====== AUSZUG

Perspektive

Acht Milliardäre besitzen mehr als die ärmere Hälfte der Weltbevölkerung

Acht Milliardäre, sechs von ihnen aus den USA, verfügen über ebenso viel Reichtum wie die ärmere Hälfte der Weltbevölkerung, circa 3,6 Milliarden Menschen. Dies ist das Ergebnis einer neuen Studie über globale Ungleichheit, die die britische Entwicklungshilfeorganisation Oxfam jüngst veröffentlicht hat.

Die Studie erschien am Montag, kurz vor Beginn des jährlichen Weltwirtschaftsforums im Schweizer Urlaubsort Davos. Dort versammeln sich in dieser Woche viele der Ultrareichen. Die Oxfam-Studie zeigt in Statistiken das atemberaubende Wachstum der sozialen Ungleichheit. Die Kluft zwischen den Einkommen und dem Reichtum einer winzigen Finanzelite und dem Rest der Weltbevölkerung hat sich in dramatischem Tempo vergrößert.

============

◆ IHR ZIEL: Wann erschien die Oxfam-Studie laut dem Auszug?

====== DATENZEILEN

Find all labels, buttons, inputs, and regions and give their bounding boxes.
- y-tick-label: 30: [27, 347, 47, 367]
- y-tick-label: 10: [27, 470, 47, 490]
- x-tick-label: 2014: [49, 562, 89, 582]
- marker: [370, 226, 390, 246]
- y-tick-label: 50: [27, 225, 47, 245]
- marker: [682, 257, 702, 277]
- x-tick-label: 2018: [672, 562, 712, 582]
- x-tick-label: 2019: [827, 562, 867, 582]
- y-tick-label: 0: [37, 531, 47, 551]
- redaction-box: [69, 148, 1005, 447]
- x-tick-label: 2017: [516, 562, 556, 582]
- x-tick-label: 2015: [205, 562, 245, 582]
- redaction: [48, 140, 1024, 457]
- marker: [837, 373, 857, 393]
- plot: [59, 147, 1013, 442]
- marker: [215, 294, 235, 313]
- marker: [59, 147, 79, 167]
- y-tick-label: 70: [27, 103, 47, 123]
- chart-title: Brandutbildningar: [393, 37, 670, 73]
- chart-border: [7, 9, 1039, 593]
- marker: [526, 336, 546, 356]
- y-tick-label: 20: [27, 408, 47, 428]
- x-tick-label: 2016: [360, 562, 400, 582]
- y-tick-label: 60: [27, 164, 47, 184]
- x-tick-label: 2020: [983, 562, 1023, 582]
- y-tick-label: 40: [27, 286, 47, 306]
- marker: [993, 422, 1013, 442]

============

◆ DIE AUSGABE: Am Montag, kurz vor Beginn des jährlichen Weltwirtschaftsforums im Schweizer Urlaubsort Davos.